Exercise directions: Copy out every line containing the word "structured".

═══ Task material ═══

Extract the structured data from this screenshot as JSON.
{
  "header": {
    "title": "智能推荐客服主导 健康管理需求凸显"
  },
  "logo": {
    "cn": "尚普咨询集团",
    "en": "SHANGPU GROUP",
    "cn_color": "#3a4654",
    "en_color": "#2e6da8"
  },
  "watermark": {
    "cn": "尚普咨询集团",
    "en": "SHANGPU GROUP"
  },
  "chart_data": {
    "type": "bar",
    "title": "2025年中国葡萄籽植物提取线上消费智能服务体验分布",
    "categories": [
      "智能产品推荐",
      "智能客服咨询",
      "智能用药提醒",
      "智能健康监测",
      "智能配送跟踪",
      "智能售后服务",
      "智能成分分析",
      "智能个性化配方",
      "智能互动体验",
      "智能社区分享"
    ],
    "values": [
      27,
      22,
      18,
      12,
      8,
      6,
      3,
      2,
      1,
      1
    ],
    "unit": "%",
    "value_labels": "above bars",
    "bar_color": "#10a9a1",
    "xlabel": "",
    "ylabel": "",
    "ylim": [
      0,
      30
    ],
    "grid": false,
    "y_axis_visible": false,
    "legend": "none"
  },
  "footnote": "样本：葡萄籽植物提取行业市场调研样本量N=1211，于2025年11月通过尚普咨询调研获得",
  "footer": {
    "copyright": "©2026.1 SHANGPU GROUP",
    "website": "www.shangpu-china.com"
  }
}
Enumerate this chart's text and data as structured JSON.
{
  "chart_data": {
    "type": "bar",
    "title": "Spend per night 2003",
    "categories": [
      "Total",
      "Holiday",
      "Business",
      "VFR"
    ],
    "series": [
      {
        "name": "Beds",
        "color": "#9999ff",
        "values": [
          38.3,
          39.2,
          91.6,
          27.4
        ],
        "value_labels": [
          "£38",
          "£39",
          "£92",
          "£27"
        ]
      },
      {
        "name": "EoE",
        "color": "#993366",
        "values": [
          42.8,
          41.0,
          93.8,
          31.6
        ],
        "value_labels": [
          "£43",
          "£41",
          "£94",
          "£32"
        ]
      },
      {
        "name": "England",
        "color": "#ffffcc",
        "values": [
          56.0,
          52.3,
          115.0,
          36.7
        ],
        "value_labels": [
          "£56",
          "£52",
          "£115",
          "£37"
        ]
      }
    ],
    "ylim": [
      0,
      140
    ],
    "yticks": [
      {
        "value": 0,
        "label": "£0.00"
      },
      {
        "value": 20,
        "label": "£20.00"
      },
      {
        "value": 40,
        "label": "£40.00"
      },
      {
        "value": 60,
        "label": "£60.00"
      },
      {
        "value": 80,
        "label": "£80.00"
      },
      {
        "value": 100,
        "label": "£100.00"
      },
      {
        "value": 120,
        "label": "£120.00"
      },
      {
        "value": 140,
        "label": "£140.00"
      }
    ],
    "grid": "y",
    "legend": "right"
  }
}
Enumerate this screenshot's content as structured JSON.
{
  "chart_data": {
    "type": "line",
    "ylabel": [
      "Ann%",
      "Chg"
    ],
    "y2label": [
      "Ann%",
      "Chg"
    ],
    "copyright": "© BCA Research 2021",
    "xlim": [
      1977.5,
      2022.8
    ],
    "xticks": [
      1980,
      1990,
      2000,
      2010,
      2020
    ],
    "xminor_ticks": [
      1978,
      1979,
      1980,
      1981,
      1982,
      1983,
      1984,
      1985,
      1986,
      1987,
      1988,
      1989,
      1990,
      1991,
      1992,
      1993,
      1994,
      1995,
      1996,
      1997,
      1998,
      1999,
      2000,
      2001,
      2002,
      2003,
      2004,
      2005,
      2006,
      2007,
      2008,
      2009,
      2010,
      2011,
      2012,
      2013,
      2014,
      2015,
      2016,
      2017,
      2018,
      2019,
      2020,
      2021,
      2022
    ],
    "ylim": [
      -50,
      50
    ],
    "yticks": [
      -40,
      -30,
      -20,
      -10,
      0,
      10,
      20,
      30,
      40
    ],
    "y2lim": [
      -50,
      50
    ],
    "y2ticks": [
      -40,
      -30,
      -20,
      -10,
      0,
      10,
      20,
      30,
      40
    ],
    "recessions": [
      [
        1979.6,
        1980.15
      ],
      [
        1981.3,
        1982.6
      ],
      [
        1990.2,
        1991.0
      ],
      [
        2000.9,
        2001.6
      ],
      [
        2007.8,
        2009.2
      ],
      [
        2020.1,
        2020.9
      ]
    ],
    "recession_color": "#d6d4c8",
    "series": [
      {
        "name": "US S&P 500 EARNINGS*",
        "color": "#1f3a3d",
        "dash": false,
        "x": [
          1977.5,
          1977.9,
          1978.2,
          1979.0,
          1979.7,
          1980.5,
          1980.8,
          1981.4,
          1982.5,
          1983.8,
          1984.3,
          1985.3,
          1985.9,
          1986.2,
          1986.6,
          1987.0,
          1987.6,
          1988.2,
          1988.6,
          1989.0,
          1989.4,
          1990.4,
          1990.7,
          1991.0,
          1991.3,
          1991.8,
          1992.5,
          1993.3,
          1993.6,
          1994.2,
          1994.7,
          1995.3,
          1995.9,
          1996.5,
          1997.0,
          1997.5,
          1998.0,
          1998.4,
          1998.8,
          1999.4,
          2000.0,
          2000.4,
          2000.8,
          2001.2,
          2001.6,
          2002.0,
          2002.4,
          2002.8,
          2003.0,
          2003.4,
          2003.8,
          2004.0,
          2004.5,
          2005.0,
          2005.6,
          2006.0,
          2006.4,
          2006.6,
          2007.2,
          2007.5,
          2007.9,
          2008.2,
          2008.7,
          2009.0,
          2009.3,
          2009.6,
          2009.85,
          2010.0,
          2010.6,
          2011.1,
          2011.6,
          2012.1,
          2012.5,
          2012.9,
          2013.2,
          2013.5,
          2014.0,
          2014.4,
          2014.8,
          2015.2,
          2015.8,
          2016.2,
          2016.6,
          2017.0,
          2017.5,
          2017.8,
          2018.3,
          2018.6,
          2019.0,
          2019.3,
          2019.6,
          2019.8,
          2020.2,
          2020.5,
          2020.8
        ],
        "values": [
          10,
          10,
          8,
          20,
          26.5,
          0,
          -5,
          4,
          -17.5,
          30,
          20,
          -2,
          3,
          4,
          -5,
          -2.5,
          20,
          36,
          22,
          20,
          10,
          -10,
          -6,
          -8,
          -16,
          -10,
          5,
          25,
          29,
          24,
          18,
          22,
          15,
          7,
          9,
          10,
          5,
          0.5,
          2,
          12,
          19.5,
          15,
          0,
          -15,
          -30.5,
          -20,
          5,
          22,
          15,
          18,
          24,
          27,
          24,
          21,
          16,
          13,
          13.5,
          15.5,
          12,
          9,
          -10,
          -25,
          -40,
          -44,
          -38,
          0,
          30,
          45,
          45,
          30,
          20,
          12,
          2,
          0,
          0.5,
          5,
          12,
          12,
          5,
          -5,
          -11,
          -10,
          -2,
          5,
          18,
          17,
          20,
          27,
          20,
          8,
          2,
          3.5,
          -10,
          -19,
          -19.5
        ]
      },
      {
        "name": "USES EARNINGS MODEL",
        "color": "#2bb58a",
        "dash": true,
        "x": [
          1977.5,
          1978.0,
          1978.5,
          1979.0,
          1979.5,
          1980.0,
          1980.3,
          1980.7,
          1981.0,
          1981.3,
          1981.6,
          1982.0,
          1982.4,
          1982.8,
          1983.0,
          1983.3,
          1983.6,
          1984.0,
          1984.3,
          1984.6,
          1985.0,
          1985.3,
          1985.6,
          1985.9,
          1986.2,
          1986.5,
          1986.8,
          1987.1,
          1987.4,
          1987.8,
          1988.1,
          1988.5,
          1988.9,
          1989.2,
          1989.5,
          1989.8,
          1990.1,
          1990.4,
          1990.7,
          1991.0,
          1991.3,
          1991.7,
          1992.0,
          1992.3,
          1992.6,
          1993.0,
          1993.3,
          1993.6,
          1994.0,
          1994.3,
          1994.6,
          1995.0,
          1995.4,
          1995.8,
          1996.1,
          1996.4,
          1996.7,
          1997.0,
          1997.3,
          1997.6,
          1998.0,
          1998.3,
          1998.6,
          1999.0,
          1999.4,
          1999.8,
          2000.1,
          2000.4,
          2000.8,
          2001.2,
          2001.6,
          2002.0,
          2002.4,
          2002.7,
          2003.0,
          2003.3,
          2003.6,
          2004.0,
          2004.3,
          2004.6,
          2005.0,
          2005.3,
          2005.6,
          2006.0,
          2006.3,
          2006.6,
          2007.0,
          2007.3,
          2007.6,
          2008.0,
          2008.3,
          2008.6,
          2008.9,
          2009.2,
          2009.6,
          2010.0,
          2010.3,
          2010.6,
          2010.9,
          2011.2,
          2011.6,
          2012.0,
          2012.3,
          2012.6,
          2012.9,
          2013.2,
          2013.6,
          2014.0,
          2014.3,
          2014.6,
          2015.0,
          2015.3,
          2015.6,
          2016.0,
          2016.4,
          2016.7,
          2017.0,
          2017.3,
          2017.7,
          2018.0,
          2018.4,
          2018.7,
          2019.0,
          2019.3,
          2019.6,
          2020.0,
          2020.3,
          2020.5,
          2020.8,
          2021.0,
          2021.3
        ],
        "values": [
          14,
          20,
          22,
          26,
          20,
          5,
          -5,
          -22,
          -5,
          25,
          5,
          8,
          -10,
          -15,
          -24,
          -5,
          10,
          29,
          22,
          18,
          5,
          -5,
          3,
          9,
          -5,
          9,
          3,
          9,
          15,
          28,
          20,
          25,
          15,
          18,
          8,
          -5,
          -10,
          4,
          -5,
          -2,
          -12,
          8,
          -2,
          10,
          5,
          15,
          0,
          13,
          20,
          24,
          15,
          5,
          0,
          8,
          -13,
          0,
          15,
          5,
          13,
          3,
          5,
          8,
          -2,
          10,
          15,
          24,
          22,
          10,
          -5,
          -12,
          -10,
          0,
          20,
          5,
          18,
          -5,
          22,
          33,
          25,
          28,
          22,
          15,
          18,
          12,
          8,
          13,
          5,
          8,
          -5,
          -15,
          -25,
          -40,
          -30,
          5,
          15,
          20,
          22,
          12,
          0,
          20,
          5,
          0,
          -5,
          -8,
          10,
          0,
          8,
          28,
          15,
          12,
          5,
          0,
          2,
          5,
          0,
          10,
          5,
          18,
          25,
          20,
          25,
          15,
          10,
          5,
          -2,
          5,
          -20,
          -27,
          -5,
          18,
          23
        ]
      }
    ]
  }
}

═══

Finished exercise:
Extract the structured data from this screenshot as JSON.
Enumerate this chart's text and data as structured JSON.
Enumerate this screenshot's content as structured JSON.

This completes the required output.